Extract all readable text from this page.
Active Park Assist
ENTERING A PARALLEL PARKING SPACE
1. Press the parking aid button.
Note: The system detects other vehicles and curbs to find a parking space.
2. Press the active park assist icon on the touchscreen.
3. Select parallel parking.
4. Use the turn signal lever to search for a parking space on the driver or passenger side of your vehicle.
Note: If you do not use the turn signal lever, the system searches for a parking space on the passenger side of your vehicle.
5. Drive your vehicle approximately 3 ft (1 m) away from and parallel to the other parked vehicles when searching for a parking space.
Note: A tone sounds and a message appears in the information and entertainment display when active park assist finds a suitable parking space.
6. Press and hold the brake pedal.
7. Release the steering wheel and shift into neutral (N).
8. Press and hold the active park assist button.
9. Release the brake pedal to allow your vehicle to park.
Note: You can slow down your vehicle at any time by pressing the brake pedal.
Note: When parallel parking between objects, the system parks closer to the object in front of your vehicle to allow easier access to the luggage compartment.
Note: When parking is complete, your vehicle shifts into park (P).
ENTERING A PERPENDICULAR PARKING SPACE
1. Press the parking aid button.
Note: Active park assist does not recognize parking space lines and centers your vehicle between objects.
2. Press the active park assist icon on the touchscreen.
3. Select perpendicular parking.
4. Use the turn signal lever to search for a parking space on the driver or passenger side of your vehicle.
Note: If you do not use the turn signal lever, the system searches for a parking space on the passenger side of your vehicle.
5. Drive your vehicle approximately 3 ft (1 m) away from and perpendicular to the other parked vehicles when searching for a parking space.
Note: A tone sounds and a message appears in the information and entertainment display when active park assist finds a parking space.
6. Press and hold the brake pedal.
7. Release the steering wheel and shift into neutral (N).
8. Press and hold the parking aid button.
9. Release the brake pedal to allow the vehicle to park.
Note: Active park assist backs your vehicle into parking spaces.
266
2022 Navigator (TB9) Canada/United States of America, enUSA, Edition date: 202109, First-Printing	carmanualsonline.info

::::::

- _SHORT PROBLEM_: Show all lines from the records above where the word "display" occurs.

- _SOLUTION_:
Note: A tone sounds and a message appears in the information and entertainment display when active park assist finds a suitable parking space.
Note: A tone sounds and a message appears in the information and entertainment display when active park assist finds a parking space.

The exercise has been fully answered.